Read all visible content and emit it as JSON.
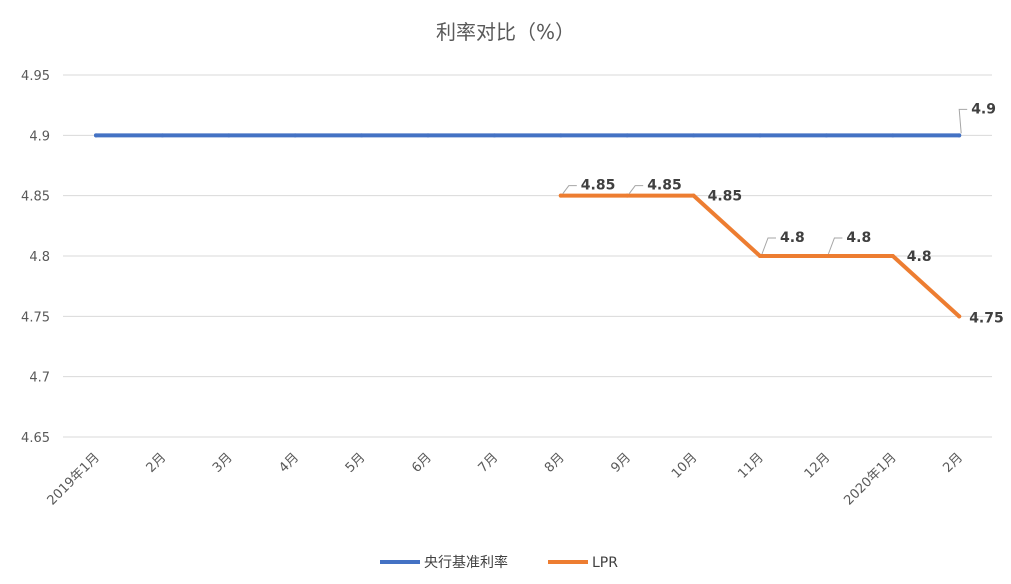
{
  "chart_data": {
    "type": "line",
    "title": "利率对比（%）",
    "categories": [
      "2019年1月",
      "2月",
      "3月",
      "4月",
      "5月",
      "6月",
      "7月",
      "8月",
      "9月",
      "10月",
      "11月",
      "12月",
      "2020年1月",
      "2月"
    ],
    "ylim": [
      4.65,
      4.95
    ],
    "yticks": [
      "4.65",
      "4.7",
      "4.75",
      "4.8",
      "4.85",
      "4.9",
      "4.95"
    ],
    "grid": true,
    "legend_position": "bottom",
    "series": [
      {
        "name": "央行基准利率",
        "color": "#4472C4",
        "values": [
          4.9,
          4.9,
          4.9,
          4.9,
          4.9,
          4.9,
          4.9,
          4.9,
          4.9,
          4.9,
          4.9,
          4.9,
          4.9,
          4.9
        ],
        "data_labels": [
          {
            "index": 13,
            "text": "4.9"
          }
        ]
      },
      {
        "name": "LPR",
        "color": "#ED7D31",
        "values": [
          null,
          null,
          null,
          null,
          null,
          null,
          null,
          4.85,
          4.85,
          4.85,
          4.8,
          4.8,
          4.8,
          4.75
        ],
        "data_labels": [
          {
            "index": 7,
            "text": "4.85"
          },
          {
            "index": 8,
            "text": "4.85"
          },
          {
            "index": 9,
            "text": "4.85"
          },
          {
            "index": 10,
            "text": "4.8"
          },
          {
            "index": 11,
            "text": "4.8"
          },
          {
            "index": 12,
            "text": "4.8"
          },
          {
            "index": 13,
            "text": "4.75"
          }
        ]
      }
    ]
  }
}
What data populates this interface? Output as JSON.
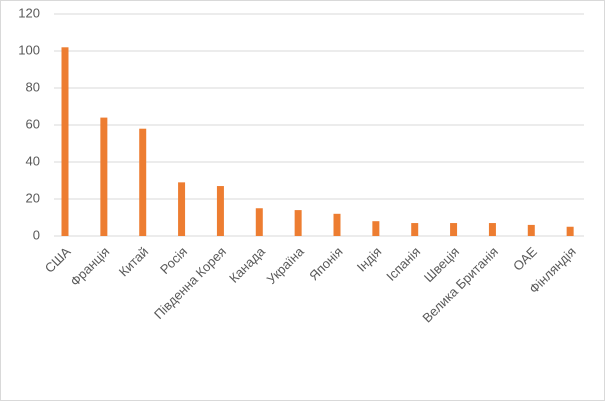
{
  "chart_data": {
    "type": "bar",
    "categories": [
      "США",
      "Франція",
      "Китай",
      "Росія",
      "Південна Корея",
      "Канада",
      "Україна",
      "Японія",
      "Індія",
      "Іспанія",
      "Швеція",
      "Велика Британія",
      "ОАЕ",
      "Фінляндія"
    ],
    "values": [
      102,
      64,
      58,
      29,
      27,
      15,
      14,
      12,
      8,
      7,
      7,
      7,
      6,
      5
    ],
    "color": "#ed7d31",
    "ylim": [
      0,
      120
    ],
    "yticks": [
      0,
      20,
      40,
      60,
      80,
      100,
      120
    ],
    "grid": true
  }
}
+===+
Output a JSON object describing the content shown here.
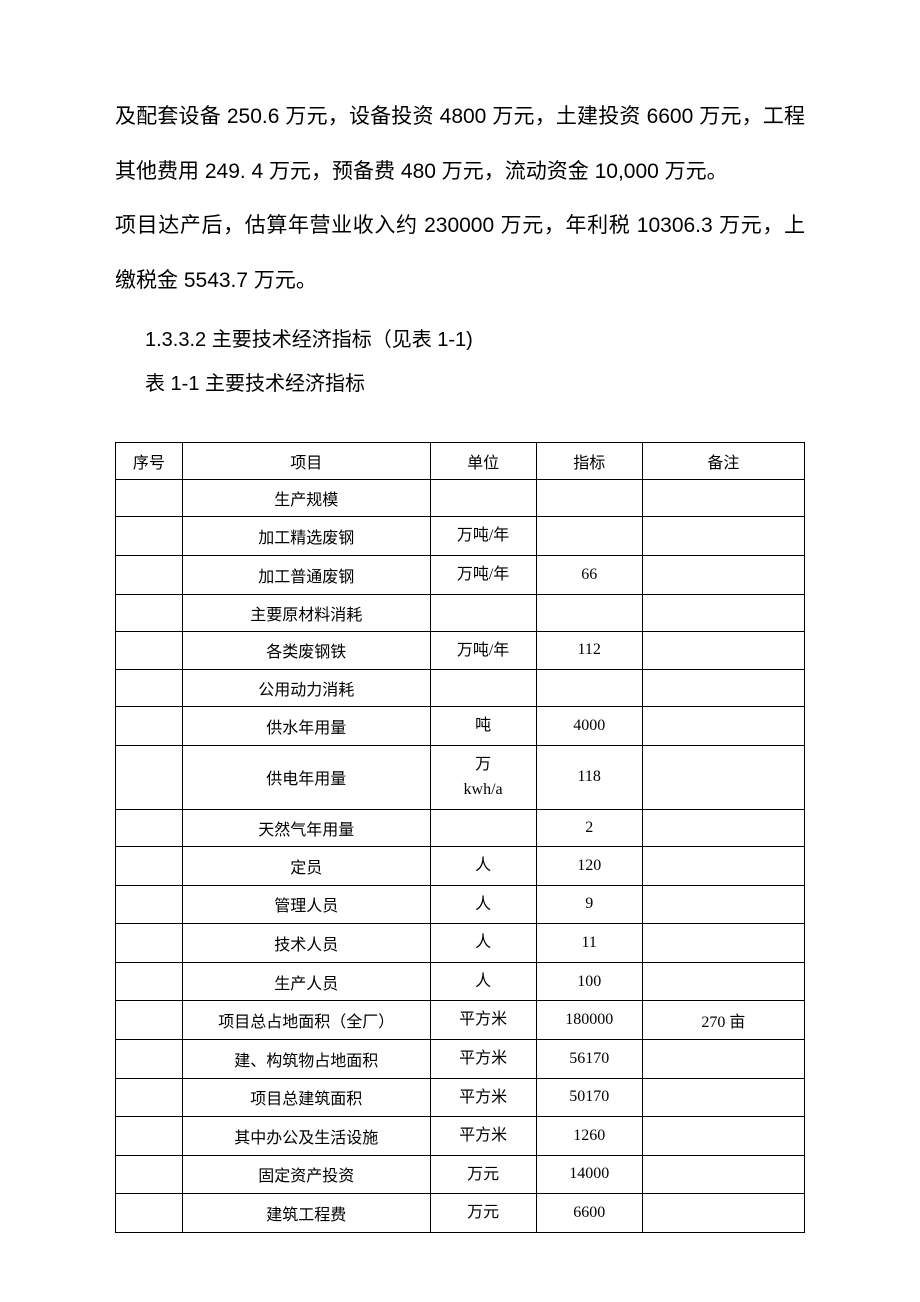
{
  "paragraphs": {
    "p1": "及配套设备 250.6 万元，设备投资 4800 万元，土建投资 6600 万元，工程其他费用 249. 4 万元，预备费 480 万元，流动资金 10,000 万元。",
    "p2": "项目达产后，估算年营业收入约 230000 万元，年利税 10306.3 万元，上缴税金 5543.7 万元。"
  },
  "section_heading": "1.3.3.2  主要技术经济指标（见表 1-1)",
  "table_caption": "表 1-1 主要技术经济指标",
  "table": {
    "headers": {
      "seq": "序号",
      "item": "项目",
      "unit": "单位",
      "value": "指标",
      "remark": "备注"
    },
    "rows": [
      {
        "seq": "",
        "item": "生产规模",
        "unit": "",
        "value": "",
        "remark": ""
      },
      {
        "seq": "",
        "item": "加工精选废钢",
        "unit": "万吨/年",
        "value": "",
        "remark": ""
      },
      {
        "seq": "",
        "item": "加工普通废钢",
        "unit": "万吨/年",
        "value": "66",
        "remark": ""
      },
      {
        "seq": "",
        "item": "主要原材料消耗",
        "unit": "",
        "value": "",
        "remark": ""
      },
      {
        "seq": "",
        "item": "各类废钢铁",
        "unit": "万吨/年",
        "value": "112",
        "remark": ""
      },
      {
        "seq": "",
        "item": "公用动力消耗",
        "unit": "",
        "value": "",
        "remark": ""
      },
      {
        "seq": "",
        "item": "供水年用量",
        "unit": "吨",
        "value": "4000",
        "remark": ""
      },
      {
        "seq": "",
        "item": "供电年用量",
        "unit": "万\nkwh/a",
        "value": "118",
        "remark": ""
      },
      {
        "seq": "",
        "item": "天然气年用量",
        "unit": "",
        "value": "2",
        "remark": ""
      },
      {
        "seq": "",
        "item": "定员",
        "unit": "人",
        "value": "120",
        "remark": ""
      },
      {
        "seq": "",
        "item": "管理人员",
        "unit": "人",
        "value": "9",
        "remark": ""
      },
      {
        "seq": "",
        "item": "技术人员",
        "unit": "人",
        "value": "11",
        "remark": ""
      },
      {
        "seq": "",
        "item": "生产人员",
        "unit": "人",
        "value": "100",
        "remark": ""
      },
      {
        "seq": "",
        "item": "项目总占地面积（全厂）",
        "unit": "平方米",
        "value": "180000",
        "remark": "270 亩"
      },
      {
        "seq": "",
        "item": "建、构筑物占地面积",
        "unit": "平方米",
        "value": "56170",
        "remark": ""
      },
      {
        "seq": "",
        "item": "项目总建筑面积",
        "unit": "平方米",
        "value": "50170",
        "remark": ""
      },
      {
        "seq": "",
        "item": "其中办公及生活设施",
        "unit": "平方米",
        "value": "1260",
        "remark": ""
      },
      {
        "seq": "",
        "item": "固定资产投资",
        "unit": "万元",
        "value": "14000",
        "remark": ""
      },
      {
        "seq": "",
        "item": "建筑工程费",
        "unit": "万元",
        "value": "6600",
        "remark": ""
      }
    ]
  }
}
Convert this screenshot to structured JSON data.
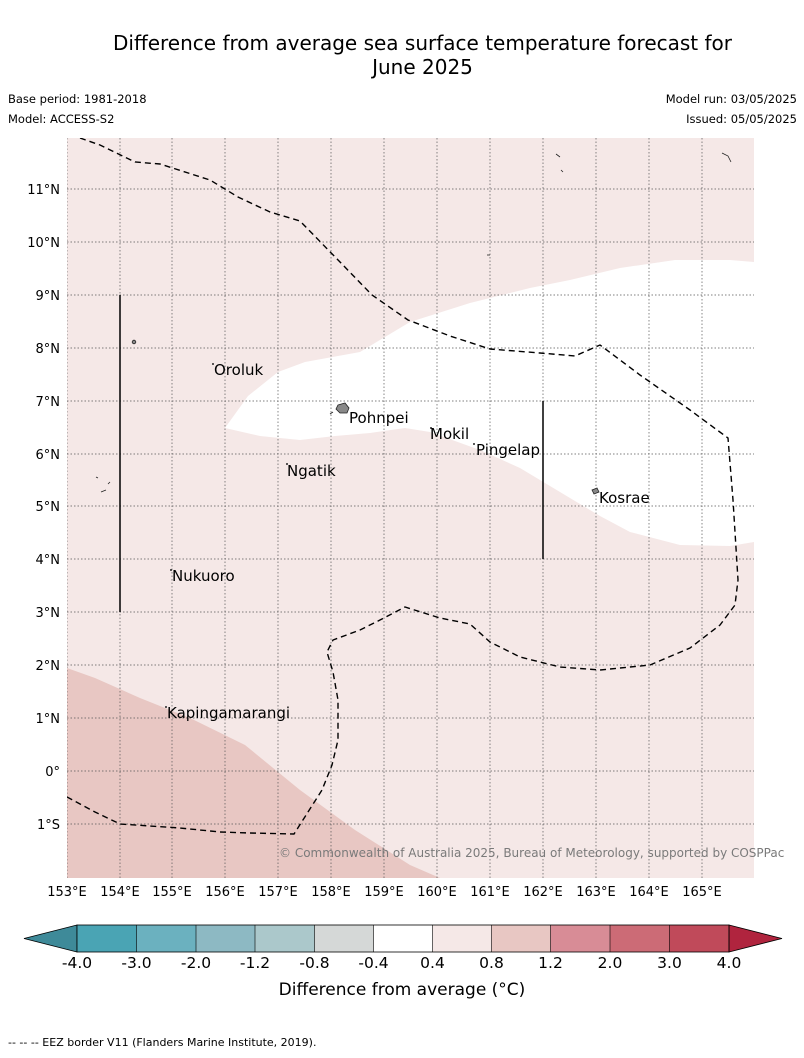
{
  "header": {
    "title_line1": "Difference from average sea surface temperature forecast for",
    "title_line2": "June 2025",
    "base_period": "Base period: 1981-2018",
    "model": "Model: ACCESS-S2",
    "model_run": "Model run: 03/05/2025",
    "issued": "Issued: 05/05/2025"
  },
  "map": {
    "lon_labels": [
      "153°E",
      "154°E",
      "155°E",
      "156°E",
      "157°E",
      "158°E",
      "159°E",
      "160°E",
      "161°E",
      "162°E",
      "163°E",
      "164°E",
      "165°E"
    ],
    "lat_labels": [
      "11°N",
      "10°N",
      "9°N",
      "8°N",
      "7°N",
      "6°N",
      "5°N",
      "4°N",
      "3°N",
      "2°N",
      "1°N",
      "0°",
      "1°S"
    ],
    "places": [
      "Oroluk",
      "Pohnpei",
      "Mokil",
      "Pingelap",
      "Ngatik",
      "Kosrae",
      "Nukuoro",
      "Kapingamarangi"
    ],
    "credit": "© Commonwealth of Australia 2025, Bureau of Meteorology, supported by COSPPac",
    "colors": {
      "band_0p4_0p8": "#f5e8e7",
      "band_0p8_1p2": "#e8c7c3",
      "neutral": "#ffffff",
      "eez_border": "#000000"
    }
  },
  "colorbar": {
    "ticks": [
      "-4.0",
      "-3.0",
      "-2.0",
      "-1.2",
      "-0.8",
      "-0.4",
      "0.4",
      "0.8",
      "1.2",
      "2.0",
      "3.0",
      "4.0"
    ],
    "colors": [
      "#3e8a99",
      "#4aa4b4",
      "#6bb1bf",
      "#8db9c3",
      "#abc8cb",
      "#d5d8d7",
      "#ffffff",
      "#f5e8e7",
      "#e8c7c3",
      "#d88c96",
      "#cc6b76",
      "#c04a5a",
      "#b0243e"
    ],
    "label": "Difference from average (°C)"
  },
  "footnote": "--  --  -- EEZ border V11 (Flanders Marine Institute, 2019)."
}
+===+
▶ **INSTRUCTIONS FOR THE TASK**:
Extract from the data every line where "this" shows up.

▶ **EXERCISE SOLUTION**:
What data populates this interface? Output as JSON.
Convert this screenshot to structured JSON data.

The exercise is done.